▶ **EXERCISE DIRECTIONS**: All of the material below is to be returned exactly.

▶ **DATA IN THIS EXERCISE**:
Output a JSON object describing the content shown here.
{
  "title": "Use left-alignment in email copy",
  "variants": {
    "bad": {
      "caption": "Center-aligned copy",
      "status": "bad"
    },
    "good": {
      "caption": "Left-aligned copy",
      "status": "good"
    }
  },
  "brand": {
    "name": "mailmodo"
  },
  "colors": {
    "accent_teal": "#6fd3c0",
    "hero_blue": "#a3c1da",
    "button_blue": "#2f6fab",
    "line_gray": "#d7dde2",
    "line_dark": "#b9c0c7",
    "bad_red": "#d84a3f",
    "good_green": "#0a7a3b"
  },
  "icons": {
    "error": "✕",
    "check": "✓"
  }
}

▶ **FULL ANSWER**:
Output a JSON object describing the content shown here.
{
  "title": "Use left-alignment in email copy",
  "variants": {
    "bad": {
      "caption": "Center-aligned copy",
      "status": "bad"
    },
    "good": {
      "caption": "Left-aligned copy",
      "status": "good"
    }
  },
  "brand": {
    "name": "mailmodo"
  },
  "colors": {
    "accent_teal": "#6fd3c0",
    "hero_blue": "#a3c1da",
    "button_blue": "#2f6fab",
    "line_gray": "#d7dde2",
    "line_dark": "#b9c0c7",
    "bad_red": "#d84a3f",
    "good_green": "#0a7a3b"
  },
  "icons": {
    "error": "✕",
    "check": "✓"
  }
}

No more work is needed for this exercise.